*What is needed*:
Extract each line of the data and write it out again exactly.

*Recorded information*:
----

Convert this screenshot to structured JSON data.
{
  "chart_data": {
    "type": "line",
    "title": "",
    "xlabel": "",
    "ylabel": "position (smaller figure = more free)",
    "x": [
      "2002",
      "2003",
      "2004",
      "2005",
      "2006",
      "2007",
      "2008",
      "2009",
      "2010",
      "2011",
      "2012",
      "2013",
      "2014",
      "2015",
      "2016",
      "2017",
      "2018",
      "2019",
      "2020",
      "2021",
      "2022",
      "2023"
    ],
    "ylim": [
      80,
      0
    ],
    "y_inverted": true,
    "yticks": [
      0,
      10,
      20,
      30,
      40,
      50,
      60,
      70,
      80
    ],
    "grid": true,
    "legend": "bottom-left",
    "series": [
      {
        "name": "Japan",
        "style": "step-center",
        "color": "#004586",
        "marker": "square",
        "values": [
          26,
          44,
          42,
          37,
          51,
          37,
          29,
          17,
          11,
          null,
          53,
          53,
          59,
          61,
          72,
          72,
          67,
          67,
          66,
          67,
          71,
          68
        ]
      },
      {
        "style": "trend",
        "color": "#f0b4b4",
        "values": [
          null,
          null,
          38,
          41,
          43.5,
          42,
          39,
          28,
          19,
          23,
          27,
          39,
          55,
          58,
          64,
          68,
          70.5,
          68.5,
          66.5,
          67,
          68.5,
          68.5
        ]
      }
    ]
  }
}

----

*Written solution*:
Convert this screenshot to structured JSON data.
{
  "chart_data": {
    "type": "line",
    "title": "",
    "xlabel": "",
    "ylabel": "position (smaller figure = more free)",
    "x": [
      "2002",
      "2003",
      "2004",
      "2005",
      "2006",
      "2007",
      "2008",
      "2009",
      "2010",
      "2011",
      "2012",
      "2013",
      "2014",
      "2015",
      "2016",
      "2017",
      "2018",
      "2019",
      "2020",
      "2021",
      "2022",
      "2023"
    ],
    "ylim": [
      80,
      0
    ],
    "y_inverted": true,
    "yticks": [
      0,
      10,
      20,
      30,
      40,
      50,
      60,
      70,
      80
    ],
    "grid": true,
    "legend": "bottom-left",
    "series": [
      {
        "name": "Japan",
        "style": "step-center",
        "color": "#004586",
        "marker": "square",
        "values": [
          26,
          44,
          42,
          37,
          51,
          37,
          29,
          17,
          11,
          null,
          53,
          53,
          59,
          61,
          72,
          72,
          67,
          67,
          66,
          67,
          71,
          68
        ]
      },
      {
        "style": "trend",
        "color": "#f0b4b4",
        "values": [
          null,
          null,
          38,
          41,
          43.5,
          42,
          39,
          28,
          19,
          23,
          27,
          39,
          55,
          58,
          64,
          68,
          70.5,
          68.5,
          66.5,
          67,
          68.5,
          68.5
        ]
      }
    ]
  }
}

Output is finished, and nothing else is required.